BEGIN Stored rows
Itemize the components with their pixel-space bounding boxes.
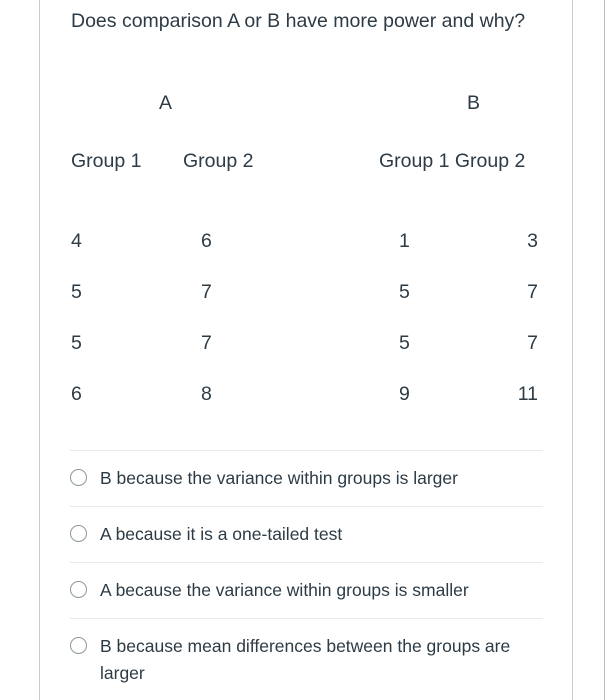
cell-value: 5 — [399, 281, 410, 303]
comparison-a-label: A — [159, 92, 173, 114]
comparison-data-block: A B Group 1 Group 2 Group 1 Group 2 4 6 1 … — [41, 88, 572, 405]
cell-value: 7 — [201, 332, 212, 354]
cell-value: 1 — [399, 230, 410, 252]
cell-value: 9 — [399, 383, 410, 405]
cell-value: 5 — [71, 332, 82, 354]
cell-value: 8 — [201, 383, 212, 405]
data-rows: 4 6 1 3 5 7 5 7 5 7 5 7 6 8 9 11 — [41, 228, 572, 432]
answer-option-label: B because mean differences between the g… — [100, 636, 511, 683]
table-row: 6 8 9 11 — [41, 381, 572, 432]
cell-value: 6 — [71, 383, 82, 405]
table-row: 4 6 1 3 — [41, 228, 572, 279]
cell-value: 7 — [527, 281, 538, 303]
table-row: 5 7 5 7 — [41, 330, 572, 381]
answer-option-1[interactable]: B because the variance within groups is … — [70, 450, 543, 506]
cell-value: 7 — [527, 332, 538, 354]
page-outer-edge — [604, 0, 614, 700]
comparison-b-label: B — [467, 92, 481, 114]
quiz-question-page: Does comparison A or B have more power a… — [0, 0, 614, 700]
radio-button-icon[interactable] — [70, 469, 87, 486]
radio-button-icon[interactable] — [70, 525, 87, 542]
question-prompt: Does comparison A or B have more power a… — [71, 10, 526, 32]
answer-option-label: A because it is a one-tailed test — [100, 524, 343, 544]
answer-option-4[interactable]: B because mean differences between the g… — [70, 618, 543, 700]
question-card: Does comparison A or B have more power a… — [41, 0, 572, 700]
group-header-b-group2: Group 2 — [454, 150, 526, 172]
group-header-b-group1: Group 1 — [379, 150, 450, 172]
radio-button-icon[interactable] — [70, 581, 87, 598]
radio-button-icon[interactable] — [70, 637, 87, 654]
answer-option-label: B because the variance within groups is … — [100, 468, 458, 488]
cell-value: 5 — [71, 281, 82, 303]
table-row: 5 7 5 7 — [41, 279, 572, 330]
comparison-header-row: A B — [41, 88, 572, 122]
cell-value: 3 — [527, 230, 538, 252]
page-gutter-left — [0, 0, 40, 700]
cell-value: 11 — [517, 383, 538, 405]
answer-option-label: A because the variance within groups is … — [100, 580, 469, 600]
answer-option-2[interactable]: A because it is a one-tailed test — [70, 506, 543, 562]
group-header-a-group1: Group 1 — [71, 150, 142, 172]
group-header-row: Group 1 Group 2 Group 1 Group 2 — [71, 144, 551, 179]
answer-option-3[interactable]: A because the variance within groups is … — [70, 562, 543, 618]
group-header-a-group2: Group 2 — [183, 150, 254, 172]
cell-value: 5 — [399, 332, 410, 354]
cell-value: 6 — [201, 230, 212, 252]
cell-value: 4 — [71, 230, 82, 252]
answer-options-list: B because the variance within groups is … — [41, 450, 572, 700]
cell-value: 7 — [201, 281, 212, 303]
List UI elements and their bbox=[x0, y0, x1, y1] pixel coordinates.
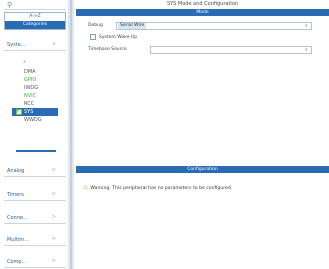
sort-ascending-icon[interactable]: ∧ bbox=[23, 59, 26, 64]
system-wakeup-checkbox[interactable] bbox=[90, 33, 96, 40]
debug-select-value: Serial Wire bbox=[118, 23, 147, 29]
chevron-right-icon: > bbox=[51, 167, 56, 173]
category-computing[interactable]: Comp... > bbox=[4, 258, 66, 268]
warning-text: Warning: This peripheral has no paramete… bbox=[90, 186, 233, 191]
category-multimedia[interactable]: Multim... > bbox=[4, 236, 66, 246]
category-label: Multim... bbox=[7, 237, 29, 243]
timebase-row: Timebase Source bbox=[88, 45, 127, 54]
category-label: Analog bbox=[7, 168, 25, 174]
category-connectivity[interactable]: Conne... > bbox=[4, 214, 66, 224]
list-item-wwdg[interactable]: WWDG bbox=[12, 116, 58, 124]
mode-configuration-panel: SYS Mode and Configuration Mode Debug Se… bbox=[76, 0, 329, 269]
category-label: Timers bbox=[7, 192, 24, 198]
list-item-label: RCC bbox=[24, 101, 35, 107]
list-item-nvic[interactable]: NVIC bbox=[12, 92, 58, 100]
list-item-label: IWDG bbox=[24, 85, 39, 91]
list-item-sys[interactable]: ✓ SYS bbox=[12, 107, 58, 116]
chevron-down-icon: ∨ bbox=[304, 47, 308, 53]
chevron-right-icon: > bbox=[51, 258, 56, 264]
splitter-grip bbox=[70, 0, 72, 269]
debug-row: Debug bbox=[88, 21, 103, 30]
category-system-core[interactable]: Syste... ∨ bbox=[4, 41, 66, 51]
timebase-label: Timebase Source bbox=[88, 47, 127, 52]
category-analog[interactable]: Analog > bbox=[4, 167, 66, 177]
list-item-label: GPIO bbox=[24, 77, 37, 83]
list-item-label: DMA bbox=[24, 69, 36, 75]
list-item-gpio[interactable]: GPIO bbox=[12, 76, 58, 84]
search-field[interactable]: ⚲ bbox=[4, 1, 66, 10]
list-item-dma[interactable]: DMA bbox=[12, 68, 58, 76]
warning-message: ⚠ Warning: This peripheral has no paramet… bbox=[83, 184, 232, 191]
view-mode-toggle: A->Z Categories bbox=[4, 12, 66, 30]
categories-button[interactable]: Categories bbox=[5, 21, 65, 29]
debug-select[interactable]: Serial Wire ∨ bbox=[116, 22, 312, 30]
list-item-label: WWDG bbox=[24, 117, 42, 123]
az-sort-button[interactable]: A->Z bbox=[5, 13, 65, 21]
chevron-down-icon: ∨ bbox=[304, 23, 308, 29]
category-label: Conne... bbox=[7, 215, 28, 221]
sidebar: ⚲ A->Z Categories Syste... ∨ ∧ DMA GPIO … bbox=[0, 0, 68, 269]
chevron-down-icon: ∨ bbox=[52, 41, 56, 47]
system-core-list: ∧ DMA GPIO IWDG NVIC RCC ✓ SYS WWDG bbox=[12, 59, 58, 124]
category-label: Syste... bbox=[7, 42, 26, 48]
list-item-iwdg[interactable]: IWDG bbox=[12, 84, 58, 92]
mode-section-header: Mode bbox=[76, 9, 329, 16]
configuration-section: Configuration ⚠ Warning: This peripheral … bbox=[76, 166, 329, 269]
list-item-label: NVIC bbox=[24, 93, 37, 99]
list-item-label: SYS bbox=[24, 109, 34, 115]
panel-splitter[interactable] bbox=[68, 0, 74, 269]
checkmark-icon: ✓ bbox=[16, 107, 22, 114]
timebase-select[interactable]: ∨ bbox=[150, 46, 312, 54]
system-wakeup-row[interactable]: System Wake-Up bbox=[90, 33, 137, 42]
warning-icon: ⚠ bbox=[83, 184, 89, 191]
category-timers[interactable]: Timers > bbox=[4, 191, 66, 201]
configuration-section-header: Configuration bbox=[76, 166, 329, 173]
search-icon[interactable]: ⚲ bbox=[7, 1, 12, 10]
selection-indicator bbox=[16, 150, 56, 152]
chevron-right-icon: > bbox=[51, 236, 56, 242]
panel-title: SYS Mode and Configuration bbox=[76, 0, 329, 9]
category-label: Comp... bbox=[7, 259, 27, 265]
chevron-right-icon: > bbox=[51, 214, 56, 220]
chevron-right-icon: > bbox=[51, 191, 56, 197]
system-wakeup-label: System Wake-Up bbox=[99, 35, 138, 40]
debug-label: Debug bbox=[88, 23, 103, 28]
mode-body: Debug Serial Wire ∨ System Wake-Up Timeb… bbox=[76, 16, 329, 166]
END Stored rows
• **Task goal**:
Copy all of the data above line for line, without changing anything, but leave the pictures out of your answer.

• **Response for this exercise**:
Itemize the components with their pixel-space bounding boxes.
cell-value: 5 — [399, 281, 410, 303]
comparison-a-label: A — [159, 92, 173, 114]
comparison-data-block: A B Group 1 Group 2 Group 1 Group 2 4 6 1 … — [41, 88, 572, 405]
cell-value: 7 — [201, 332, 212, 354]
cell-value: 1 — [399, 230, 410, 252]
cell-value: 9 — [399, 383, 410, 405]
cell-value: 5 — [71, 332, 82, 354]
cell-value: 8 — [201, 383, 212, 405]
data-rows: 4 6 1 3 5 7 5 7 5 7 5 7 6 8 9 11 — [41, 228, 572, 432]
answer-option-label: B because mean differences between the g… — [100, 636, 511, 683]
table-row: 6 8 9 11 — [41, 381, 572, 432]
cell-value: 6 — [71, 383, 82, 405]
table-row: 4 6 1 3 — [41, 228, 572, 279]
cell-value: 7 — [527, 281, 538, 303]
table-row: 5 7 5 7 — [41, 330, 572, 381]
answer-option-1[interactable]: B because the variance within groups is … — [70, 450, 543, 506]
cell-value: 7 — [527, 332, 538, 354]
page-outer-edge — [604, 0, 614, 700]
comparison-b-label: B — [467, 92, 481, 114]
quiz-question-page: Does comparison A or B have more power a… — [0, 0, 614, 700]
radio-button-icon[interactable] — [70, 469, 87, 486]
radio-button-icon[interactable] — [70, 525, 87, 542]
question-prompt: Does comparison A or B have more power a… — [71, 10, 526, 32]
answer-option-label: A because it is a one-tailed test — [100, 524, 343, 544]
answer-option-4[interactable]: B because mean differences between the g… — [70, 618, 543, 700]
question-card: Does comparison A or B have more power a… — [41, 0, 572, 700]
group-header-b-group2: Group 2 — [454, 150, 526, 172]
group-header-b-group1: Group 1 — [379, 150, 450, 172]
radio-button-icon[interactable] — [70, 581, 87, 598]
radio-button-icon[interactable] — [70, 637, 87, 654]
answer-option-label: B because the variance within groups is … — [100, 468, 458, 488]
cell-value: 5 — [71, 281, 82, 303]
table-row: 5 7 5 7 — [41, 279, 572, 330]
comparison-header-row: A B — [41, 88, 572, 122]
cell-value: 3 — [527, 230, 538, 252]
page-gutter-left — [0, 0, 40, 700]
cell-value: 11 — [517, 383, 538, 405]
answer-option-label: A because the variance within groups is … — [100, 580, 469, 600]
answer-option-2[interactable]: A because it is a one-tailed test — [70, 506, 543, 562]
group-header-a-group1: Group 1 — [71, 150, 142, 172]
group-header-row: Group 1 Group 2 Group 1 Group 2 — [71, 144, 551, 179]
answer-option-3[interactable]: A because the variance within groups is … — [70, 562, 543, 618]
group-header-a-group2: Group 2 — [183, 150, 254, 172]
cell-value: 5 — [399, 332, 410, 354]
cell-value: 6 — [201, 230, 212, 252]
cell-value: 4 — [71, 230, 82, 252]
answer-options-list: B because the variance within groups is … — [41, 450, 572, 700]
cell-value: 7 — [201, 281, 212, 303]
List UI elements and their bbox=[x0, y0, x1, y1] pixel coordinates.
sort-ascending-icon[interactable]: ∧ bbox=[23, 59, 26, 64]
system-wakeup-checkbox[interactable] bbox=[90, 33, 96, 40]
debug-select-value: Serial Wire bbox=[118, 23, 147, 29]
chevron-right-icon: > bbox=[51, 167, 56, 173]
category-computing[interactable]: Comp... > bbox=[4, 258, 66, 268]
warning-text: Warning: This peripheral has no paramete… bbox=[90, 186, 233, 191]
category-multimedia[interactable]: Multim... > bbox=[4, 236, 66, 246]
category-label: Multim... bbox=[7, 237, 29, 243]
timebase-row: Timebase Source bbox=[88, 45, 127, 54]
category-label: Analog bbox=[7, 168, 25, 174]
category-connectivity[interactable]: Conne... > bbox=[4, 214, 66, 224]
list-item-wwdg[interactable]: WWDG bbox=[12, 116, 58, 124]
mode-configuration-panel: SYS Mode and Configuration Mode Debug Se… bbox=[76, 0, 329, 269]
category-label: Timers bbox=[7, 192, 24, 198]
list-item-label: RCC bbox=[24, 101, 35, 107]
list-item-nvic[interactable]: NVIC bbox=[12, 92, 58, 100]
list-item-label: IWDG bbox=[24, 85, 39, 91]
list-item-sys[interactable]: ✓ SYS bbox=[12, 107, 58, 116]
chevron-down-icon: ∨ bbox=[304, 47, 308, 53]
chevron-right-icon: > bbox=[51, 258, 56, 264]
splitter-grip bbox=[70, 0, 72, 269]
debug-row: Debug bbox=[88, 21, 103, 30]
category-system-core[interactable]: Syste... ∨ bbox=[4, 41, 66, 51]
timebase-label: Timebase Source bbox=[88, 47, 127, 52]
category-analog[interactable]: Analog > bbox=[4, 167, 66, 177]
list-item-label: GPIO bbox=[24, 77, 37, 83]
list-item-label: DMA bbox=[24, 69, 36, 75]
list-item-gpio[interactable]: GPIO bbox=[12, 76, 58, 84]
search-field[interactable]: ⚲ bbox=[4, 1, 66, 10]
list-item-dma[interactable]: DMA bbox=[12, 68, 58, 76]
warning-message: ⚠ Warning: This peripheral has no paramet… bbox=[83, 184, 232, 191]
view-mode-toggle: A->Z Categories bbox=[4, 12, 66, 30]
categories-button[interactable]: Categories bbox=[5, 21, 65, 29]
debug-select[interactable]: Serial Wire ∨ bbox=[116, 22, 312, 30]
list-item-label: WWDG bbox=[24, 117, 42, 123]
az-sort-button[interactable]: A->Z bbox=[5, 13, 65, 21]
chevron-down-icon: ∨ bbox=[304, 23, 308, 29]
category-label: Conne... bbox=[7, 215, 28, 221]
sidebar: ⚲ A->Z Categories Syste... ∨ ∧ DMA GPIO … bbox=[0, 0, 68, 269]
chevron-down-icon: ∨ bbox=[52, 41, 56, 47]
system-core-list: ∧ DMA GPIO IWDG NVIC RCC ✓ SYS WWDG bbox=[12, 59, 58, 124]
category-label: Syste... bbox=[7, 42, 26, 48]
list-item-iwdg[interactable]: IWDG bbox=[12, 84, 58, 92]
mode-section-header: Mode bbox=[76, 9, 329, 16]
configuration-section: Configuration ⚠ Warning: This peripheral … bbox=[76, 166, 329, 269]
list-item-label: NVIC bbox=[24, 93, 37, 99]
list-item-label: SYS bbox=[24, 109, 34, 115]
panel-splitter[interactable] bbox=[68, 0, 74, 269]
checkmark-icon: ✓ bbox=[16, 107, 22, 114]
timebase-select[interactable]: ∨ bbox=[150, 46, 312, 54]
system-wakeup-row[interactable]: System Wake-Up bbox=[90, 33, 137, 42]
warning-icon: ⚠ bbox=[83, 184, 89, 191]
category-timers[interactable]: Timers > bbox=[4, 191, 66, 201]
configuration-section-header: Configuration bbox=[76, 166, 329, 173]
search-icon[interactable]: ⚲ bbox=[7, 1, 12, 10]
selection-indicator bbox=[16, 150, 56, 152]
chevron-right-icon: > bbox=[51, 236, 56, 242]
panel-title: SYS Mode and Configuration bbox=[76, 0, 329, 9]
category-label: Comp... bbox=[7, 259, 27, 265]
chevron-right-icon: > bbox=[51, 214, 56, 220]
chevron-right-icon: > bbox=[51, 191, 56, 197]
system-wakeup-label: System Wake-Up bbox=[99, 35, 138, 40]
debug-label: Debug bbox=[88, 23, 103, 28]
mode-body: Debug Serial Wire ∨ System Wake-Up Timeb… bbox=[76, 16, 329, 166]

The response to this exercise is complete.